**What the task requires:**
Output the material below in its entirety, exactly as given.

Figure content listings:
▬▬▬▬▬▬▬▬▬▬
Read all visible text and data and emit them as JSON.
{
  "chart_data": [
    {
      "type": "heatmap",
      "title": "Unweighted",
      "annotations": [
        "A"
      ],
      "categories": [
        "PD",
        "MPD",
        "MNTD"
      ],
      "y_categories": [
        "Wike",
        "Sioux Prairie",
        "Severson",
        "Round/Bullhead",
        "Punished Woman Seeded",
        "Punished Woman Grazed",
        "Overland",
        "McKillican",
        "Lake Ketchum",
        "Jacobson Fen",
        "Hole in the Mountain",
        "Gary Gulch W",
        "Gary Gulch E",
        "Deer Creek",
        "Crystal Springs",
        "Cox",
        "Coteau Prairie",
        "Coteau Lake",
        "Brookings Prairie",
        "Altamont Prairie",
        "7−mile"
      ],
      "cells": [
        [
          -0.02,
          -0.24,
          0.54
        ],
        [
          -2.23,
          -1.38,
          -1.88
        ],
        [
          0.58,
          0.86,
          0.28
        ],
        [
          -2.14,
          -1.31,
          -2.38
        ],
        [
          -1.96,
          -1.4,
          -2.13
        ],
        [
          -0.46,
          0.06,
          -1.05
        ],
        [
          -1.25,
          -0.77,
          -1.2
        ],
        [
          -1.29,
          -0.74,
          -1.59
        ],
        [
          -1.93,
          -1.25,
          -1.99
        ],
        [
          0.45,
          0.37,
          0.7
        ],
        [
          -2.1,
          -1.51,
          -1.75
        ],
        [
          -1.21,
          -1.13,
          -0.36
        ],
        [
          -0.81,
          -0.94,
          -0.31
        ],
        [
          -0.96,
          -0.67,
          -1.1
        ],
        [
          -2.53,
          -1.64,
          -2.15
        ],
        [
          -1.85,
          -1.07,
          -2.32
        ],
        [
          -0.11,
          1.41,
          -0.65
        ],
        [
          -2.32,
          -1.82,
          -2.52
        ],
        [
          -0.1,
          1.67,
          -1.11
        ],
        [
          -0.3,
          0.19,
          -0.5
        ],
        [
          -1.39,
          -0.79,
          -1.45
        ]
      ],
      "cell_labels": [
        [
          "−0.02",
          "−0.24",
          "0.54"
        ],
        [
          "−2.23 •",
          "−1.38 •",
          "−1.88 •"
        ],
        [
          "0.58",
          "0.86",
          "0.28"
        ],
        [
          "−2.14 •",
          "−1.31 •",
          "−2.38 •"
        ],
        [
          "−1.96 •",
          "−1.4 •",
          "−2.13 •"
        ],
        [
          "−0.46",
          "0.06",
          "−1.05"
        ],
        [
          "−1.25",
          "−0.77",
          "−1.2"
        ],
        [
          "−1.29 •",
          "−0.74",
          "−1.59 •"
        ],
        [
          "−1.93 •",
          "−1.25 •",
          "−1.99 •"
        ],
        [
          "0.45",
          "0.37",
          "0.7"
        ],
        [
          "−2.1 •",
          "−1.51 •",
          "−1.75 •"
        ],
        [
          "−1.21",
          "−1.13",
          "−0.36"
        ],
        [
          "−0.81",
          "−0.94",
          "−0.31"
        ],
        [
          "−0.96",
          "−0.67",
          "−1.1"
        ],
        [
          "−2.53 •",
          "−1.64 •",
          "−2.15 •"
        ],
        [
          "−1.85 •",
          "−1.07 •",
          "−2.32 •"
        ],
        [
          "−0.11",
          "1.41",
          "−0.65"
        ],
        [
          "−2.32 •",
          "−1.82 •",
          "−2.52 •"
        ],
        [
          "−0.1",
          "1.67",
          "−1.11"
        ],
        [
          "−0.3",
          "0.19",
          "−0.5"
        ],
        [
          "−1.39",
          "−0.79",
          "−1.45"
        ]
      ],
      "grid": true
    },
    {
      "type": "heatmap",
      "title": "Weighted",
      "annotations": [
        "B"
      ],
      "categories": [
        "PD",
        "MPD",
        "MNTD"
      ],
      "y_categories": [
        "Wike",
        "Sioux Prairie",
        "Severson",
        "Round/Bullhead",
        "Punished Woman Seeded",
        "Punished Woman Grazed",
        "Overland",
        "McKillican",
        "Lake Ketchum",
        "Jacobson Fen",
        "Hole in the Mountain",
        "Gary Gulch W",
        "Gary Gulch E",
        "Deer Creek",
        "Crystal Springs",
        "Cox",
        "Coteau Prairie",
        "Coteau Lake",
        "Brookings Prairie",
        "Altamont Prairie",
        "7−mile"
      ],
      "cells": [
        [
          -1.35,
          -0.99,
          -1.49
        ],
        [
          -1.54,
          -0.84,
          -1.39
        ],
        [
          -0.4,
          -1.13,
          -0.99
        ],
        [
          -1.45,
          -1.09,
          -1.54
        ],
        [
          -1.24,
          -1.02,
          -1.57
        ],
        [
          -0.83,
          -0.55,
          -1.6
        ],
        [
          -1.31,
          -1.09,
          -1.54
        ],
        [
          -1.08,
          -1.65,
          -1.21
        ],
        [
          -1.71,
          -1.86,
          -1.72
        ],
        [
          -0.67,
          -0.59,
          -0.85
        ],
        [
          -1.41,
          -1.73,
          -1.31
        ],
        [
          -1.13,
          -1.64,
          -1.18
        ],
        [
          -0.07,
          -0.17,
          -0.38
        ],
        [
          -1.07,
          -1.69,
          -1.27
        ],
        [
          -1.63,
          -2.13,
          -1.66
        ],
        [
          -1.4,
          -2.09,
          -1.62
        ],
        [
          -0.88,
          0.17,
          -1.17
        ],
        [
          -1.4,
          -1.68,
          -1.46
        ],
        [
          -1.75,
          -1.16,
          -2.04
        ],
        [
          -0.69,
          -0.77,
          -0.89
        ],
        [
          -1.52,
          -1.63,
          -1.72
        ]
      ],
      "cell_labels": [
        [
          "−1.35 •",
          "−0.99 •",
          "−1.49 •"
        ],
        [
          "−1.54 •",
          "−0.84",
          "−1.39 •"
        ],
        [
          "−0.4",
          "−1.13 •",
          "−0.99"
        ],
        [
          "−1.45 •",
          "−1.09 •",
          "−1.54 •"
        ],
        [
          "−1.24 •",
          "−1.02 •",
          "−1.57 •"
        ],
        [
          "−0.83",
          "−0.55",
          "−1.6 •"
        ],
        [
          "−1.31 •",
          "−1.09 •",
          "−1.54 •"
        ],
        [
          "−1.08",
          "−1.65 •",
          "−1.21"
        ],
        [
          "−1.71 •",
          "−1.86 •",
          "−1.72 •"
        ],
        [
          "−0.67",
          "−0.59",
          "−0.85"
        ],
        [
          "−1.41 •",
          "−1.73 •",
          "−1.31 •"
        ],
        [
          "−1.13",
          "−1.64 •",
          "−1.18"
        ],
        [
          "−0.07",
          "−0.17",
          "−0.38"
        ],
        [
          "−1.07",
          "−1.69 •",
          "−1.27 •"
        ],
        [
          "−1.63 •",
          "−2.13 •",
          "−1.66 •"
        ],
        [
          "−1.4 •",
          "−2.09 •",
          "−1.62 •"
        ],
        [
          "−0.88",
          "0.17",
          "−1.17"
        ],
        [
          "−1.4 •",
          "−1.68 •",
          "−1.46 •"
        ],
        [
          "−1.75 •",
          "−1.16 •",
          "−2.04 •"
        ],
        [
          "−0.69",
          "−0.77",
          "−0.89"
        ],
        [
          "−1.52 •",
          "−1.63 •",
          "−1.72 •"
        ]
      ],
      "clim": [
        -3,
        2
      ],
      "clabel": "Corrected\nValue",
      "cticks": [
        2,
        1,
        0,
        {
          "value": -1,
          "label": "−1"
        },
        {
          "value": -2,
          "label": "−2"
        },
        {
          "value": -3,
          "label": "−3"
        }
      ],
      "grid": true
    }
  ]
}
▬▬▬▬▬▬▬▬▬▬
**Output for this exercise:**
Read all visible text and data and emit them as JSON.
{
  "chart_data": [
    {
      "type": "heatmap",
      "title": "Unweighted",
      "annotations": [
        "A"
      ],
      "categories": [
        "PD",
        "MPD",
        "MNTD"
      ],
      "y_categories": [
        "Wike",
        "Sioux Prairie",
        "Severson",
        "Round/Bullhead",
        "Punished Woman Seeded",
        "Punished Woman Grazed",
        "Overland",
        "McKillican",
        "Lake Ketchum",
        "Jacobson Fen",
        "Hole in the Mountain",
        "Gary Gulch W",
        "Gary Gulch E",
        "Deer Creek",
        "Crystal Springs",
        "Cox",
        "Coteau Prairie",
        "Coteau Lake",
        "Brookings Prairie",
        "Altamont Prairie",
        "7−mile"
      ],
      "cells": [
        [
          -0.02,
          -0.24,
          0.54
        ],
        [
          -2.23,
          -1.38,
          -1.88
        ],
        [
          0.58,
          0.86,
          0.28
        ],
        [
          -2.14,
          -1.31,
          -2.38
        ],
        [
          -1.96,
          -1.4,
          -2.13
        ],
        [
          -0.46,
          0.06,
          -1.05
        ],
        [
          -1.25,
          -0.77,
          -1.2
        ],
        [
          -1.29,
          -0.74,
          -1.59
        ],
        [
          -1.93,
          -1.25,
          -1.99
        ],
        [
          0.45,
          0.37,
          0.7
        ],
        [
          -2.1,
          -1.51,
          -1.75
        ],
        [
          -1.21,
          -1.13,
          -0.36
        ],
        [
          -0.81,
          -0.94,
          -0.31
        ],
        [
          -0.96,
          -0.67,
          -1.1
        ],
        [
          -2.53,
          -1.64,
          -2.15
        ],
        [
          -1.85,
          -1.07,
          -2.32
        ],
        [
          -0.11,
          1.41,
          -0.65
        ],
        [
          -2.32,
          -1.82,
          -2.52
        ],
        [
          -0.1,
          1.67,
          -1.11
        ],
        [
          -0.3,
          0.19,
          -0.5
        ],
        [
          -1.39,
          -0.79,
          -1.45
        ]
      ],
      "cell_labels": [
        [
          "−0.02",
          "−0.24",
          "0.54"
        ],
        [
          "−2.23 •",
          "−1.38 •",
          "−1.88 •"
        ],
        [
          "0.58",
          "0.86",
          "0.28"
        ],
        [
          "−2.14 •",
          "−1.31 •",
          "−2.38 •"
        ],
        [
          "−1.96 •",
          "−1.4 •",
          "−2.13 •"
        ],
        [
          "−0.46",
          "0.06",
          "−1.05"
        ],
        [
          "−1.25",
          "−0.77",
          "−1.2"
        ],
        [
          "−1.29 •",
          "−0.74",
          "−1.59 •"
        ],
        [
          "−1.93 •",
          "−1.25 •",
          "−1.99 •"
        ],
        [
          "0.45",
          "0.37",
          "0.7"
        ],
        [
          "−2.1 •",
          "−1.51 •",
          "−1.75 •"
        ],
        [
          "−1.21",
          "−1.13",
          "−0.36"
        ],
        [
          "−0.81",
          "−0.94",
          "−0.31"
        ],
        [
          "−0.96",
          "−0.67",
          "−1.1"
        ],
        [
          "−2.53 •",
          "−1.64 •",
          "−2.15 •"
        ],
        [
          "−1.85 •",
          "−1.07 •",
          "−2.32 •"
        ],
        [
          "−0.11",
          "1.41",
          "−0.65"
        ],
        [
          "−2.32 •",
          "−1.82 •",
          "−2.52 •"
        ],
        [
          "−0.1",
          "1.67",
          "−1.11"
        ],
        [
          "−0.3",
          "0.19",
          "−0.5"
        ],
        [
          "−1.39",
          "−0.79",
          "−1.45"
        ]
      ],
      "grid": true
    },
    {
      "type": "heatmap",
      "title": "Weighted",
      "annotations": [
        "B"
      ],
      "categories": [
        "PD",
        "MPD",
        "MNTD"
      ],
      "y_categories": [
        "Wike",
        "Sioux Prairie",
        "Severson",
        "Round/Bullhead",
        "Punished Woman Seeded",
        "Punished Woman Grazed",
        "Overland",
        "McKillican",
        "Lake Ketchum",
        "Jacobson Fen",
        "Hole in the Mountain",
        "Gary Gulch W",
        "Gary Gulch E",
        "Deer Creek",
        "Crystal Springs",
        "Cox",
        "Coteau Prairie",
        "Coteau Lake",
        "Brookings Prairie",
        "Altamont Prairie",
        "7−mile"
      ],
      "cells": [
        [
          -1.35,
          -0.99,
          -1.49
        ],
        [
          -1.54,
          -0.84,
          -1.39
        ],
        [
          -0.4,
          -1.13,
          -0.99
        ],
        [
          -1.45,
          -1.09,
          -1.54
        ],
        [
          -1.24,
          -1.02,
          -1.57
        ],
        [
          -0.83,
          -0.55,
          -1.6
        ],
        [
          -1.31,
          -1.09,
          -1.54
        ],
        [
          -1.08,
          -1.65,
          -1.21
        ],
        [
          -1.71,
          -1.86,
          -1.72
        ],
        [
          -0.67,
          -0.59,
          -0.85
        ],
        [
          -1.41,
          -1.73,
          -1.31
        ],
        [
          -1.13,
          -1.64,
          -1.18
        ],
        [
          -0.07,
          -0.17,
          -0.38
        ],
        [
          -1.07,
          -1.69,
          -1.27
        ],
        [
          -1.63,
          -2.13,
          -1.66
        ],
        [
          -1.4,
          -2.09,
          -1.62
        ],
        [
          -0.88,
          0.17,
          -1.17
        ],
        [
          -1.4,
          -1.68,
          -1.46
        ],
        [
          -1.75,
          -1.16,
          -2.04
        ],
        [
          -0.69,
          -0.77,
          -0.89
        ],
        [
          -1.52,
          -1.63,
          -1.72
        ]
      ],
      "cell_labels": [
        [
          "−1.35 •",
          "−0.99 •",
          "−1.49 •"
        ],
        [
          "−1.54 •",
          "−0.84",
          "−1.39 •"
        ],
        [
          "−0.4",
          "−1.13 •",
          "−0.99"
        ],
        [
          "−1.45 •",
          "−1.09 •",
          "−1.54 •"
        ],
        [
          "−1.24 •",
          "−1.02 •",
          "−1.57 •"
        ],
        [
          "−0.83",
          "−0.55",
          "−1.6 •"
        ],
        [
          "−1.31 •",
          "−1.09 •",
          "−1.54 •"
        ],
        [
          "−1.08",
          "−1.65 •",
          "−1.21"
        ],
        [
          "−1.71 •",
          "−1.86 •",
          "−1.72 •"
        ],
        [
          "−0.67",
          "−0.59",
          "−0.85"
        ],
        [
          "−1.41 •",
          "−1.73 •",
          "−1.31 •"
        ],
        [
          "−1.13",
          "−1.64 •",
          "−1.18"
        ],
        [
          "−0.07",
          "−0.17",
          "−0.38"
        ],
        [
          "−1.07",
          "−1.69 •",
          "−1.27 •"
        ],
        [
          "−1.63 •",
          "−2.13 •",
          "−1.66 •"
        ],
        [
          "−1.4 •",
          "−2.09 •",
          "−1.62 •"
        ],
        [
          "−0.88",
          "0.17",
          "−1.17"
        ],
        [
          "−1.4 •",
          "−1.68 •",
          "−1.46 •"
        ],
        [
          "−1.75 •",
          "−1.16 •",
          "−2.04 •"
        ],
        [
          "−0.69",
          "−0.77",
          "−0.89"
        ],
        [
          "−1.52 •",
          "−1.63 •",
          "−1.72 •"
        ]
      ],
      "clim": [
        -3,
        2
      ],
      "clabel": "Corrected\nValue",
      "cticks": [
        2,
        1,
        0,
        {
          "value": -1,
          "label": "−1"
        },
        {
          "value": -2,
          "label": "−2"
        },
        {
          "value": -3,
          "label": "−3"
        }
      ],
      "grid": true
    }
  ]
}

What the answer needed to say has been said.